> Extracted records
━━━━━━━━━━━━━━━━━━━━━━━━━━━━━━

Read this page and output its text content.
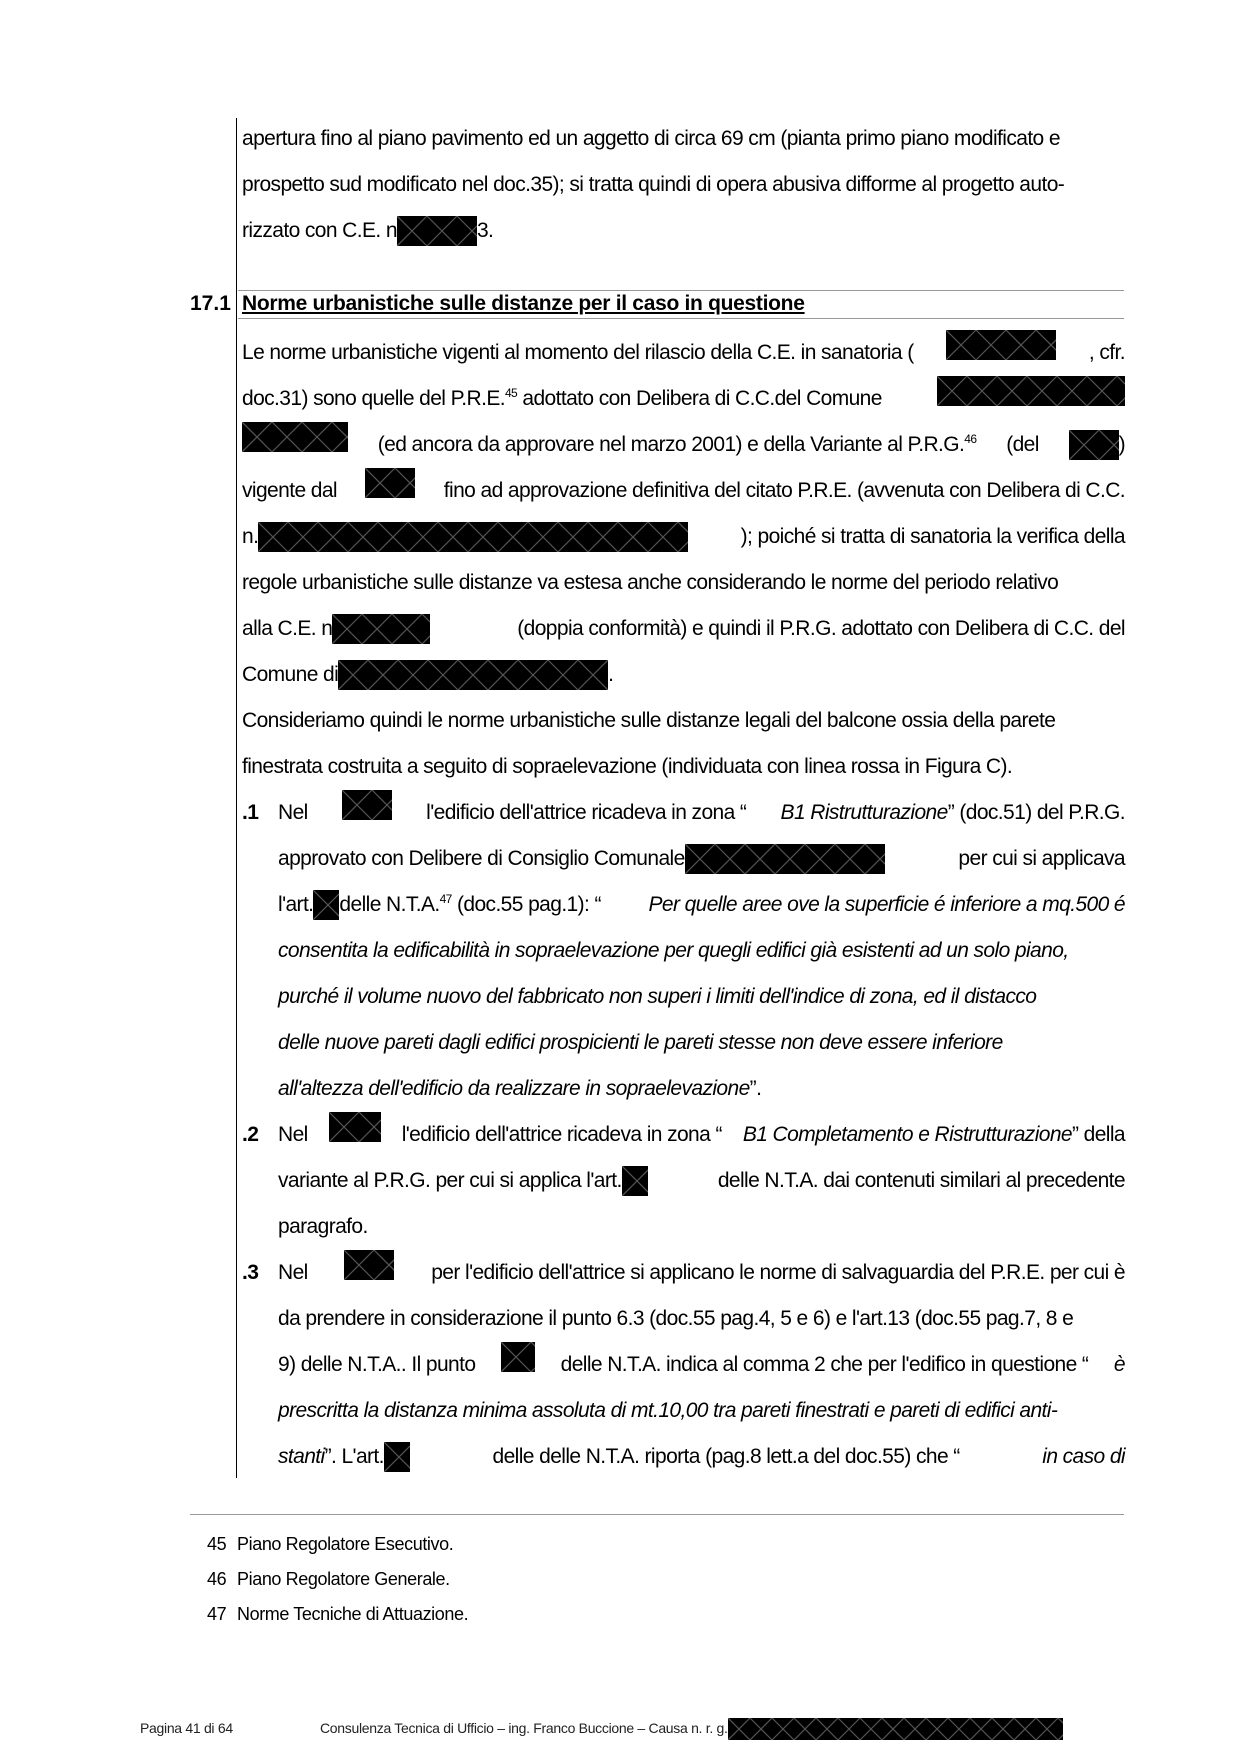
apertura fino al piano pavimento ed un aggetto di circa 69 cm (pianta primo piano modificato e
prospetto sud modificato nel doc.35); si tratta quindi di opera abusiva difforme al progetto auto-
rizzato con C.E. n	3.
17.1 Norme urbanistiche sulle distanze per il caso in questione
Le norme urbanistiche vigenti al momento del rilascio della C.E. in sanatoria (	, cfr.
doc.31) sono quelle del P.R.E.$^{45}$ adottato con Delibera di C.C.del Comune
(ed ancora da approvare nel marzo 2001) e della Variante al P.R.G.$^{46}$ (del	)
vigente dal	fino ad approvazione definitiva del citato P.R.E. (avvenuta con Delibera di C.C.
n.	); poiché si tratta di sanatoria la verifica della
regole urbanistiche sulle distanze va estesa anche considerando le norme del periodo relativo
alla C.E. n	(doppia conformità) e quindi il P.R.G. adottato con Delibera di C.C. del
Comune di	.
Consideriamo quindi le norme urbanistiche sulle distanze legali del balcone ossia della parete
finestrata costruita a seguito di sopraelevazione (individuata con linea rossa in Figura C).
.1 Nel	l'edificio dell'attrice ricadeva in zona “ B1 Ristrutturazione” (doc.51) del P.R.G.
approvato con Delibere di Consiglio Comunale	per cui si applicava
l'art. delle N.T.A.$^{47}$ (doc.55 pag.1): “ Per quelle aree ove la superficie é inferiore a mq.500 é
consentita la edificabilità in sopraelevazione per quegli edifici già esistenti ad un solo piano,
purché il volume nuovo del fabbricato non superi i limiti dell'indice di zona, ed il distacco
delle nuove pareti dagli edifici prospicienti le pareti stesse non deve essere inferiore
all'altezza dell'edificio da realizzare in sopraelevazione”.
.2 Nel	l'edificio dell'attrice ricadeva in zona “ B1 Completamento e Ristrutturazione” della
variante al P.R.G. per cui si applica l'art.	delle N.T.A. dai contenuti similari al precedente
paragrafo.
.3 Nel	per l'edificio dell'attrice si applicano le norme di salvaguardia del P.R.E. per cui è
da prendere in considerazione il punto 6.3 (doc.55 pag.4, 5 e 6) e l'art.13 (doc.55 pag.7, 8 e
9) delle N.T.A.. Il punto	delle N.T.A. indica al comma 2 che per l'edifico in questione “ è
prescritta la distanza minima assoluta di mt.10,00 tra pareti finestrati e pareti di edifici anti-
stanti”. L'art.	delle delle N.T.A. riporta (pag.8 lett.a del doc.55) che “	in caso di
45 Piano Regolatore Esecutivo.
46 Piano Regolatore Generale.
47 Norme Tecniche di Attuazione.
Pagina 41 di 64	Consulenza Tecnica di Ufficio – ing. Franco Buccione – Causa n. r. g.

━━━━━━━━━━━━━━━━━━━━━━━━━━━━━━

> STATED PROBLEM
Quote the full listing above word for word; exclude every picture from the copy.

> RESULT OF THE EXERCISE
Read this page and output its text content.
apertura fino al piano pavimento ed un aggetto di circa 69 cm (pianta primo piano modificato e
prospetto sud modificato nel doc.35); si tratta quindi di opera abusiva difforme al progetto auto-
rizzato con C.E. n	3.
17.1 Norme urbanistiche sulle distanze per il caso in questione
Le norme urbanistiche vigenti al momento del rilascio della C.E. in sanatoria (	, cfr.
doc.31) sono quelle del P.R.E.$^{45}$ adottato con Delibera di C.C.del Comune
(ed ancora da approvare nel marzo 2001) e della Variante al P.R.G.$^{46}$ (del	)
vigente dal	fino ad approvazione definitiva del citato P.R.E. (avvenuta con Delibera di C.C.
n.	); poiché si tratta di sanatoria la verifica della
regole urbanistiche sulle distanze va estesa anche considerando le norme del periodo relativo
alla C.E. n	(doppia conformità) e quindi il P.R.G. adottato con Delibera di C.C. del
Comune di	.
Consideriamo quindi le norme urbanistiche sulle distanze legali del balcone ossia della parete
finestrata costruita a seguito di sopraelevazione (individuata con linea rossa in Figura C).
.1 Nel	l'edificio dell'attrice ricadeva in zona “ B1 Ristrutturazione” (doc.51) del P.R.G.
approvato con Delibere di Consiglio Comunale	per cui si applicava
l'art. delle N.T.A.$^{47}$ (doc.55 pag.1): “ Per quelle aree ove la superficie é inferiore a mq.500 é
consentita la edificabilità in sopraelevazione per quegli edifici già esistenti ad un solo piano,
purché il volume nuovo del fabbricato non superi i limiti dell'indice di zona, ed il distacco
delle nuove pareti dagli edifici prospicienti le pareti stesse non deve essere inferiore
all'altezza dell'edificio da realizzare in sopraelevazione”.
.2 Nel	l'edificio dell'attrice ricadeva in zona “ B1 Completamento e Ristrutturazione” della
variante al P.R.G. per cui si applica l'art.	delle N.T.A. dai contenuti similari al precedente
paragrafo.
.3 Nel	per l'edificio dell'attrice si applicano le norme di salvaguardia del P.R.E. per cui è
da prendere in considerazione il punto 6.3 (doc.55 pag.4, 5 e 6) e l'art.13 (doc.55 pag.7, 8 e
9) delle N.T.A.. Il punto	delle N.T.A. indica al comma 2 che per l'edifico in questione “ è
prescritta la distanza minima assoluta di mt.10,00 tra pareti finestrati e pareti di edifici anti-
stanti”. L'art.	delle delle N.T.A. riporta (pag.8 lett.a del doc.55) che “	in caso di
45 Piano Regolatore Esecutivo.
46 Piano Regolatore Generale.
47 Norme Tecniche di Attuazione.
Pagina 41 di 64	Consulenza Tecnica di Ufficio – ing. Franco Buccione – Causa n. r. g.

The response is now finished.